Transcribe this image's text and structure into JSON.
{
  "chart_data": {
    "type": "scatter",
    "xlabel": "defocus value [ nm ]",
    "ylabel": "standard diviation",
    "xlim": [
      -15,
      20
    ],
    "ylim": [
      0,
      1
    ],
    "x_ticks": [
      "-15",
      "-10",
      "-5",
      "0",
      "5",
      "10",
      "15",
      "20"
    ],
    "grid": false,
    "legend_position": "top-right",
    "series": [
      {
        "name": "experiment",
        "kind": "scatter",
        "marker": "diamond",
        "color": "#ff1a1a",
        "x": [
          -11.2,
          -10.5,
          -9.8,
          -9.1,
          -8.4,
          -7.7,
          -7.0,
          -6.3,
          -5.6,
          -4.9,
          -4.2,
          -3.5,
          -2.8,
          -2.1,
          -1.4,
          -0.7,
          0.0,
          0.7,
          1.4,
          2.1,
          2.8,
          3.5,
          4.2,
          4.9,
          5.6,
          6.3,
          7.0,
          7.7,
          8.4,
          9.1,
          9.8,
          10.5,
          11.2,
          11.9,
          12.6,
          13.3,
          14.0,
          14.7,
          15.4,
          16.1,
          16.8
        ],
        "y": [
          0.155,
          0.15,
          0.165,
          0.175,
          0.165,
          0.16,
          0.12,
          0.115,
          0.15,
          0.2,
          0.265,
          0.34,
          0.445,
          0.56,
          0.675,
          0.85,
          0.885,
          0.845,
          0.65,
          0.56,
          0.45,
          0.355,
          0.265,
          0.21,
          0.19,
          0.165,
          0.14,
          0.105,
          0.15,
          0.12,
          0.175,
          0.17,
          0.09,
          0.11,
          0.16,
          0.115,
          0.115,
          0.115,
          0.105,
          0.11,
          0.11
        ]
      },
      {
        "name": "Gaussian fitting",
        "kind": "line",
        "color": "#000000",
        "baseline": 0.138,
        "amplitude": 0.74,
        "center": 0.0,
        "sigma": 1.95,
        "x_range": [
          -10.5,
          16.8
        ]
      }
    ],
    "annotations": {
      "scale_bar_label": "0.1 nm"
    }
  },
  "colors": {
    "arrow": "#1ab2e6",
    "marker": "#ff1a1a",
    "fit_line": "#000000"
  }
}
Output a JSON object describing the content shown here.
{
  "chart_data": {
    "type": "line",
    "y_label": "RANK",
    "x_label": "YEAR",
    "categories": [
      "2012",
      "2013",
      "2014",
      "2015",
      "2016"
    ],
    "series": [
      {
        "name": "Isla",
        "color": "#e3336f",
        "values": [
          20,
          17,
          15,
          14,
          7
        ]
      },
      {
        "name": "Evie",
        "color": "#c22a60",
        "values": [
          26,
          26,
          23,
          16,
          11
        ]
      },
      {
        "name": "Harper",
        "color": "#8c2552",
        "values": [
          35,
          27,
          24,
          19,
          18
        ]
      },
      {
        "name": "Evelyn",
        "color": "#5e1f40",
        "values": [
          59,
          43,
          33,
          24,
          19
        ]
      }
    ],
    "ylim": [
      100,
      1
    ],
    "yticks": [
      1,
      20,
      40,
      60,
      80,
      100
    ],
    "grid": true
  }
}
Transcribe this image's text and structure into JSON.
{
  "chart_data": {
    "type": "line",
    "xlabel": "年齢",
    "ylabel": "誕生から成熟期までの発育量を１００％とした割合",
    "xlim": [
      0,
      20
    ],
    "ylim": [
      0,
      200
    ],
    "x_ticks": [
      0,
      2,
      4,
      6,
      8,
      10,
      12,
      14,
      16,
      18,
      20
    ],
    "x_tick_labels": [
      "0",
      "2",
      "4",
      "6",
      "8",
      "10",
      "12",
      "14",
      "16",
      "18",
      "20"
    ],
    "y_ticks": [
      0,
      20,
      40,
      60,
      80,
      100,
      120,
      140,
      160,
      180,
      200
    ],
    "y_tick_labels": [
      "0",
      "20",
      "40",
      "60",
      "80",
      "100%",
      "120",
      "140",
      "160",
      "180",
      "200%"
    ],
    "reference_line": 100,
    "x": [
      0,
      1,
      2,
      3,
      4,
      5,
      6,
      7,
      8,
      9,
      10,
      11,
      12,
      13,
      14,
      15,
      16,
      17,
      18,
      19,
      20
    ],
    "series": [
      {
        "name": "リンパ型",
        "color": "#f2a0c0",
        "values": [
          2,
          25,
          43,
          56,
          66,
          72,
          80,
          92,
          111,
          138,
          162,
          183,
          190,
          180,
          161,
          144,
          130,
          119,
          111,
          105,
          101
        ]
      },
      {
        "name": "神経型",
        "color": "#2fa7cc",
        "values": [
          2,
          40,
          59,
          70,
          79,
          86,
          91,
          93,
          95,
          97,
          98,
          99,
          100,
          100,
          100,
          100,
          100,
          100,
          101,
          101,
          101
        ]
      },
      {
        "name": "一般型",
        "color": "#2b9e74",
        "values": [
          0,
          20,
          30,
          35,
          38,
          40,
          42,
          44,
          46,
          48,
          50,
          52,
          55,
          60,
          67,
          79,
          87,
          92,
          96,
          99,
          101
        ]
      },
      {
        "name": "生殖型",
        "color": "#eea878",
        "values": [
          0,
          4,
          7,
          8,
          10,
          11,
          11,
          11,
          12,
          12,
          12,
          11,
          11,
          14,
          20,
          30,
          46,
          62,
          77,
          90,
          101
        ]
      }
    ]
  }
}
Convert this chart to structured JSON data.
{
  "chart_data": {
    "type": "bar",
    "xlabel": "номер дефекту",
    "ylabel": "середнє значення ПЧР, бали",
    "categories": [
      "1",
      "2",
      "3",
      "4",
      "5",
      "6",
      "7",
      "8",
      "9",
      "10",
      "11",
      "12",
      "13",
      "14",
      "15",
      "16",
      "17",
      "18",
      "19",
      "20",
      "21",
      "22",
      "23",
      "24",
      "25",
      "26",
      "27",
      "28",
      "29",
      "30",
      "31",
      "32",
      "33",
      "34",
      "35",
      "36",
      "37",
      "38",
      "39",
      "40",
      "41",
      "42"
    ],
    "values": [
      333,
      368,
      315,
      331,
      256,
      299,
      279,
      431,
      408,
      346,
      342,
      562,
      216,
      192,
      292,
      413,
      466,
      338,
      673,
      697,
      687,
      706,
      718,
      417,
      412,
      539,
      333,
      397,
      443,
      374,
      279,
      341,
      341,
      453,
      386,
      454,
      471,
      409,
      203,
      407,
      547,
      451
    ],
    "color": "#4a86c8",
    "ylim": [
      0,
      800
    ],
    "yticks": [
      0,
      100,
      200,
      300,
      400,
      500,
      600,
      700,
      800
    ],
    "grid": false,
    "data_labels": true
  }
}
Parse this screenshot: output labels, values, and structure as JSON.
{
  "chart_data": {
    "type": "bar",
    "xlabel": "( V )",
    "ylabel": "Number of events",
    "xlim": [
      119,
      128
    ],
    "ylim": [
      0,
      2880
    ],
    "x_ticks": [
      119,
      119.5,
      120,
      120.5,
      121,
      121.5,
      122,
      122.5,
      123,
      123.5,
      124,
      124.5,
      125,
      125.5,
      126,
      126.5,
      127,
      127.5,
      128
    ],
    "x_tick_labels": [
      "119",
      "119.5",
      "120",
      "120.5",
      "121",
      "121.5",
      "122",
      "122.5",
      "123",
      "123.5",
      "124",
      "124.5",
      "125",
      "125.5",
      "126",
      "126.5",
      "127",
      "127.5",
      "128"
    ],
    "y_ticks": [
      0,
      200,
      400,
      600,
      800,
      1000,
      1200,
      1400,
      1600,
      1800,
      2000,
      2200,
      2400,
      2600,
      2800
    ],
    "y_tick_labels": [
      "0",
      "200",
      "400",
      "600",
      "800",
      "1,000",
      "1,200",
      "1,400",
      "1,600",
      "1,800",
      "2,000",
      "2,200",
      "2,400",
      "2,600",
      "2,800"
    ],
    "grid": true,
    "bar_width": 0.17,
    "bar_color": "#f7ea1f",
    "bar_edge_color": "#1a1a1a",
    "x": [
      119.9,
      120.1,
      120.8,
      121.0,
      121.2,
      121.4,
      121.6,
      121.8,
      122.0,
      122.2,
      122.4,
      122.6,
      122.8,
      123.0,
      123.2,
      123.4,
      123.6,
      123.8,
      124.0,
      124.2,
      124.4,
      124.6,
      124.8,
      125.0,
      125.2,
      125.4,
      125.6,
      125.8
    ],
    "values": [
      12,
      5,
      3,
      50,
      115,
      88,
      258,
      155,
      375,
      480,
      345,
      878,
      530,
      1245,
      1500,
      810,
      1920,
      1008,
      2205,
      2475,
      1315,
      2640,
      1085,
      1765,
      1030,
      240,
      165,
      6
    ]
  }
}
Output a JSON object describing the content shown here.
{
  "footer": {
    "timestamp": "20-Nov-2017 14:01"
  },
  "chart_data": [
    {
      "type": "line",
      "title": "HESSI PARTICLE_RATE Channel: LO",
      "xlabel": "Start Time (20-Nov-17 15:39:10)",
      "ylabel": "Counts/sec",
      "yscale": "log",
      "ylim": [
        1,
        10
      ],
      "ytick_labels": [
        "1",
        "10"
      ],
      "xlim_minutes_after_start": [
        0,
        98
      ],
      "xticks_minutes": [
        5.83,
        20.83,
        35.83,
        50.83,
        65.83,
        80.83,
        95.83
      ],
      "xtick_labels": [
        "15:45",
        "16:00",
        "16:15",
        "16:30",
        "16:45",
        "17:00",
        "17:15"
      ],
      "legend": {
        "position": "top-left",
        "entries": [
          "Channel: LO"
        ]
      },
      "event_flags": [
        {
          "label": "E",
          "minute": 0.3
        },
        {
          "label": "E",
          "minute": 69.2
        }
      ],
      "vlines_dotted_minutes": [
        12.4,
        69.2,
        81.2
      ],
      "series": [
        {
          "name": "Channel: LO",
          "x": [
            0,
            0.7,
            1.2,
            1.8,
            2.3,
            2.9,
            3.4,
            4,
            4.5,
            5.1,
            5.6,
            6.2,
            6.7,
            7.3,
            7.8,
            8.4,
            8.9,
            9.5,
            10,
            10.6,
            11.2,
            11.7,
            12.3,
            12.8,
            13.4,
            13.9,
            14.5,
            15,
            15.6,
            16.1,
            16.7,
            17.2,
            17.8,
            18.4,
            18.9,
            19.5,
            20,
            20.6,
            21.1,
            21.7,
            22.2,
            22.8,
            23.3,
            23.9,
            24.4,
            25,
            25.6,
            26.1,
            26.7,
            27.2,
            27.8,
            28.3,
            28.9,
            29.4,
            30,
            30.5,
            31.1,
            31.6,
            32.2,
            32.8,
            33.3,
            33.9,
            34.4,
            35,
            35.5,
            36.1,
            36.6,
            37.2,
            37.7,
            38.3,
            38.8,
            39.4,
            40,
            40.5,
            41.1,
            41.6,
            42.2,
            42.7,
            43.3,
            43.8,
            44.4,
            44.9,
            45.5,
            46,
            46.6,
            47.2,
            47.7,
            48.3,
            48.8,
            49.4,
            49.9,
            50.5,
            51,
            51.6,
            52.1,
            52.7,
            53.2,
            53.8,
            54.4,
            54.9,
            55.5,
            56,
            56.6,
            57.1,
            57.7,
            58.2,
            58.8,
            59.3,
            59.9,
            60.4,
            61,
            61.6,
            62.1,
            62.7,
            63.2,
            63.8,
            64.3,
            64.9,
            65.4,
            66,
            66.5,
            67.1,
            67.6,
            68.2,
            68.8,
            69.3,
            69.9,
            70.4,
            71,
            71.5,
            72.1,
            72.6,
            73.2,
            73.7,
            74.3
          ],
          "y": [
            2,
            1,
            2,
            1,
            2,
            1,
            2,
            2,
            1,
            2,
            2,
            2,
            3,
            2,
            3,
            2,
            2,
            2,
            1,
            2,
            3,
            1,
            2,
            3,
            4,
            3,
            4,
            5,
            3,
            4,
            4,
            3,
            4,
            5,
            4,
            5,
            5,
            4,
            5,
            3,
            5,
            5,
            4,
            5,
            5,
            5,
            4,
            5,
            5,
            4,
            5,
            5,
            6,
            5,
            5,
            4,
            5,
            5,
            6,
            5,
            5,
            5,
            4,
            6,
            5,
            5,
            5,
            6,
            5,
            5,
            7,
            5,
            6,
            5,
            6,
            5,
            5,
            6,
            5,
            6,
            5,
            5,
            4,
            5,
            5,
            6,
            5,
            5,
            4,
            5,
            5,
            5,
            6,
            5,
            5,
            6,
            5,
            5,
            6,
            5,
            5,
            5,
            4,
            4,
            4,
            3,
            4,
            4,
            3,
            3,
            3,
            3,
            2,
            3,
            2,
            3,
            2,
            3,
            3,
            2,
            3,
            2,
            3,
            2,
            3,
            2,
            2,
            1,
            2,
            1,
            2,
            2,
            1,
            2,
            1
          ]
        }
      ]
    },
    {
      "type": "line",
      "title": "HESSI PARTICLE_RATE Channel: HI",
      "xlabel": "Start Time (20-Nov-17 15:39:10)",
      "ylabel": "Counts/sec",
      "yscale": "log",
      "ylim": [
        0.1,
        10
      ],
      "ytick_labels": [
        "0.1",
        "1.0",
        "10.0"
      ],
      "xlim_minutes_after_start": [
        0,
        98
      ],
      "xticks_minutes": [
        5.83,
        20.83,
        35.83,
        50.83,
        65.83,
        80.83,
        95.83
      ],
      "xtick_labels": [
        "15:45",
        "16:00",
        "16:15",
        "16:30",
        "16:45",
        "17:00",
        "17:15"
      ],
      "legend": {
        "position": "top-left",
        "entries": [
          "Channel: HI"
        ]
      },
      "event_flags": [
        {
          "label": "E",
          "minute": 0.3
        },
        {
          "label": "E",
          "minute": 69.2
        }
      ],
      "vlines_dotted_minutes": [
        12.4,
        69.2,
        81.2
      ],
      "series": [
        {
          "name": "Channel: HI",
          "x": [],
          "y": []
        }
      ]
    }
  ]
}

------------------------------------------------------------

▶ **WRITTEN EXERCISE**
Count every line in the data where the string "grid" occurs. Give nothing except the number.

▶ **PROBLEM SOLUTION**
4